-- start of Excerpted text --
Why is it that every society in human history, across cultures and ages, have recognized union between one man and one woman as that of pubic importance. It's because this union is the indispensable means by which humans come into existence and therefore has special social value. Without it, society would cease to exist after only a single generation. Since the existence of a society is publicaly important this type of union is legally recognized and individuals that have chosen to enter into it are entitled to publicly funded benefits.

Since public recognition of this union equals - "marriage", people that decided to enter into different types of romantic, economical or spiritual unions, that are not entitled to public recognition, can't marry ipso facto and are not entitled to publicly funded benefits, as this benefits are intended for individuals that decided to enter into publicly important type of union.

So, saying that since heterosexual unions are legally recognized and benefited from taxpayer's money, if we don't recognize the homosexual unions also, this violates the equal protection clause ... is as apsurd and nonsensical as saying that since eco-friendly business is recognized and benefited from taxpayer's money in the form subsidy, if we don't recognize a non-eco-friendly business and benefit it with subsidy also, this violates the equal protection clause.

Legal recognition of eco-friendly business arises from the public importance of environmental protection. I the same way, legal recognition of heterosexual union arises from the public importance of reproduction of society and linking children to its true dual identity since every child has a built-in identity of one man and one woman.
-- end of Excerpted text --
● What this exercise asks
a) According to the text on marriage, why does the union of one man and one woman have special social value?
b) Please echo the part of the text on marriage from "Since public recognition" to "equal protection clause.".
-- start of Given information --
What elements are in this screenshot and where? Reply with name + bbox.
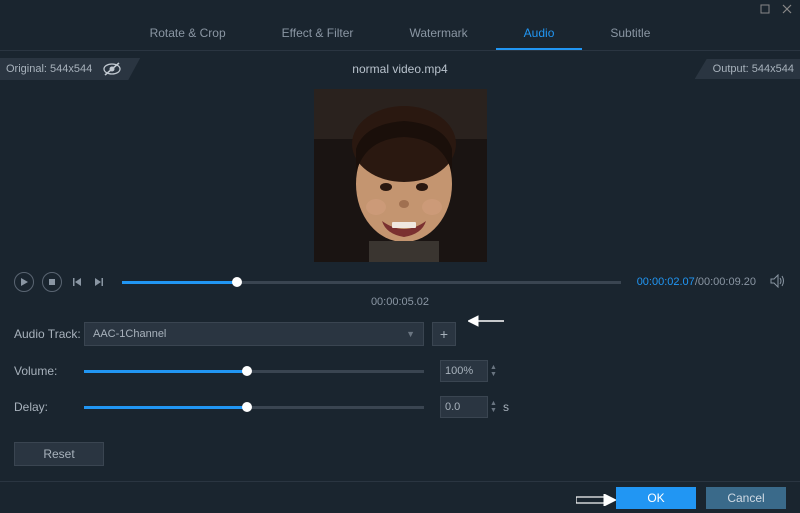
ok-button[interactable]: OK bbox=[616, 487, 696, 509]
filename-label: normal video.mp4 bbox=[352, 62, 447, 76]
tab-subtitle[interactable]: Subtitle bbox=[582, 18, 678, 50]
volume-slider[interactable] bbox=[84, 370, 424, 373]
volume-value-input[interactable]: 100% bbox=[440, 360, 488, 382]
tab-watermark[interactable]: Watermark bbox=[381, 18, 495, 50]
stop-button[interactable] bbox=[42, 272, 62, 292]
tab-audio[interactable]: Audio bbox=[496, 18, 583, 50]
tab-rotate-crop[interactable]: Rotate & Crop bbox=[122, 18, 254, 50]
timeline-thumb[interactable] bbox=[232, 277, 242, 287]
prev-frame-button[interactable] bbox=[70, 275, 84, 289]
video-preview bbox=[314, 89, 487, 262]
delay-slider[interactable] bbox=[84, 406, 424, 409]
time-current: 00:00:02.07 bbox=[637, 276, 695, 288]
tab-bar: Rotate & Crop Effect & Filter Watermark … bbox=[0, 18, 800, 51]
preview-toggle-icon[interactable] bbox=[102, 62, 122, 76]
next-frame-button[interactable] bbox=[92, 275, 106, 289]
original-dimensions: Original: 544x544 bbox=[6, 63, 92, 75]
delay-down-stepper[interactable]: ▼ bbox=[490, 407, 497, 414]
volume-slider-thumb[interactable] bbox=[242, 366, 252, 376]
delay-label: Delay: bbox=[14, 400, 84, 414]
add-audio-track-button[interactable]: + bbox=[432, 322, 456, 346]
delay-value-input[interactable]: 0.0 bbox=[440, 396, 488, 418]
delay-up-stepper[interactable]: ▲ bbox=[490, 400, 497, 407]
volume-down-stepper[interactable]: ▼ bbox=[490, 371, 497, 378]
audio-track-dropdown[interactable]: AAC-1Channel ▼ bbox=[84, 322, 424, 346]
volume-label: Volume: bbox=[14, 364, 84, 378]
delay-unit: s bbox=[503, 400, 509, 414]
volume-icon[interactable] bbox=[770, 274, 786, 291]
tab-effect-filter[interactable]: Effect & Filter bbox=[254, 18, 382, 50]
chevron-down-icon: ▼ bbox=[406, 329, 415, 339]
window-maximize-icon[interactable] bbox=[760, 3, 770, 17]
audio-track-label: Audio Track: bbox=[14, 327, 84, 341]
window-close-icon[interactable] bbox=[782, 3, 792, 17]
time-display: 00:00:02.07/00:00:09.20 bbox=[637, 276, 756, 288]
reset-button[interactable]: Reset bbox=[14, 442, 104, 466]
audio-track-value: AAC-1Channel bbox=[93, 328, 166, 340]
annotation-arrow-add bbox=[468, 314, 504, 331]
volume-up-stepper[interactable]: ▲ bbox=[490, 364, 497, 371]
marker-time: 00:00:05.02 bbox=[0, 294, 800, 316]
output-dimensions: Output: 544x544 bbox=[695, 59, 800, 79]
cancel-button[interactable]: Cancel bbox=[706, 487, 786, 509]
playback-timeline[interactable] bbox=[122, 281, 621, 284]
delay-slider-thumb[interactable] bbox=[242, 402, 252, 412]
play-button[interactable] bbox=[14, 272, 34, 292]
-- end of Given information --
● Task-by-task outputs
a) That union is the indispensable means by which humans come into existence. Without it, society would cease to exist after only a single generation.

b)
Since public recognition of this union equals - "marriage", people that decided to enter into different types of romantic, economical or spiritual unions, that are not entitled to public recognition, can't marry ipso facto and are not entitled to publicly funded benefits, as this benefits are intended for individuals that decided to enter into publicly important type of union.

So, saying that since heterosexual unions are legally recognized and benefited from taxpayer's money, if we don't recognize the homosexual unions also, this violates the equal protection clause ... is as apsurd and nonsensical as saying that since eco-friendly business is recognized and benefited from taxpayer's money in the form subsidy, if we don't recognize a non-eco-friendly business and benefit it with subsidy also, this violates the equal protection clause.